TASK DESCRIPTION: Copy out the records below from their first line through the line holding "close-icon (710, 65, 730, 85)", both ends included.

*** MATERIAL FOR THIS TASK

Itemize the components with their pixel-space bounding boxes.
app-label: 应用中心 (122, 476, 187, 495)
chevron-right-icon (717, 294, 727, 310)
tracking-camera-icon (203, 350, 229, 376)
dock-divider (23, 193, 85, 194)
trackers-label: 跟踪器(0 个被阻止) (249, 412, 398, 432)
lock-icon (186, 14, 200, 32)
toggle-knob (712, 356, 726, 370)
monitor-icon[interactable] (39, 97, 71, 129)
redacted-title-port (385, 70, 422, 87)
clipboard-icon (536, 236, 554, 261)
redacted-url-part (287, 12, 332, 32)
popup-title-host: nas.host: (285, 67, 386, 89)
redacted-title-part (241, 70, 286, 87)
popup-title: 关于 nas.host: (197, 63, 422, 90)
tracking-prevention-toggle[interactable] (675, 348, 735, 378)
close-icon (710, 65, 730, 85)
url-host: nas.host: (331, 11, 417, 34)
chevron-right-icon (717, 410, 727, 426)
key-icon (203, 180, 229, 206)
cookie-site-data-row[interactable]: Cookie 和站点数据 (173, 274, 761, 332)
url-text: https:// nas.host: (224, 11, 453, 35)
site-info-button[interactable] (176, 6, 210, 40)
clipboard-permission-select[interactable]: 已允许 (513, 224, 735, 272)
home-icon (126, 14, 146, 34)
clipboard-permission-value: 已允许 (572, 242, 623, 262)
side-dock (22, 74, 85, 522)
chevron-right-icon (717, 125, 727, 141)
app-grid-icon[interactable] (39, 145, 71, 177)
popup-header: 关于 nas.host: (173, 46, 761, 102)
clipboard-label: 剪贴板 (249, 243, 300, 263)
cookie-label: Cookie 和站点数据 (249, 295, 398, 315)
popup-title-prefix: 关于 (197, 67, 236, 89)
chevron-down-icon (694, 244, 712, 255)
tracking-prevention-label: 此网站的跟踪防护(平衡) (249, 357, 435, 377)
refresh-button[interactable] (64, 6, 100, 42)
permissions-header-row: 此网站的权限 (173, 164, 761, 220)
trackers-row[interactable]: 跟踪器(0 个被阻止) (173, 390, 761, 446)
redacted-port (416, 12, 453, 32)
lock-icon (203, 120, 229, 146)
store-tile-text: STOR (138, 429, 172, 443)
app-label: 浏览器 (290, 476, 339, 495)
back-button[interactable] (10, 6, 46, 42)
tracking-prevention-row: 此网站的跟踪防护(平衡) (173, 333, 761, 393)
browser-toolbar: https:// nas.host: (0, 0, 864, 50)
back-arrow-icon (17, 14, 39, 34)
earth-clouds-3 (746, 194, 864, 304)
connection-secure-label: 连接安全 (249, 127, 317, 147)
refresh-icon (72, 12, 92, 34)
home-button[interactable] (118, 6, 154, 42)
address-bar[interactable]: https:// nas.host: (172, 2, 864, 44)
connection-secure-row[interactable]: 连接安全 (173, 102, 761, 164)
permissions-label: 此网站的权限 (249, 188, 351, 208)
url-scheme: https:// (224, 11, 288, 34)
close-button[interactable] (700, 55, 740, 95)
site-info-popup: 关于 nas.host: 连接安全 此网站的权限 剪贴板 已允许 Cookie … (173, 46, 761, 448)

******

TASK SOLUTION:
Itemize the components with their pixel-space bounding boxes.
app-label: 应用中心 (122, 476, 187, 495)
chevron-right-icon (717, 294, 727, 310)
tracking-camera-icon (203, 350, 229, 376)
dock-divider (23, 193, 85, 194)
trackers-label: 跟踪器(0 个被阻止) (249, 412, 398, 432)
lock-icon (186, 14, 200, 32)
toggle-knob (712, 356, 726, 370)
monitor-icon[interactable] (39, 97, 71, 129)
redacted-title-port (385, 70, 422, 87)
clipboard-icon (536, 236, 554, 261)
redacted-url-part (287, 12, 332, 32)
popup-title-host: nas.host: (285, 67, 386, 89)
redacted-title-part (241, 70, 286, 87)
popup-title: 关于 nas.host: (197, 63, 422, 90)
tracking-prevention-toggle[interactable] (675, 348, 735, 378)
close-icon (710, 65, 730, 85)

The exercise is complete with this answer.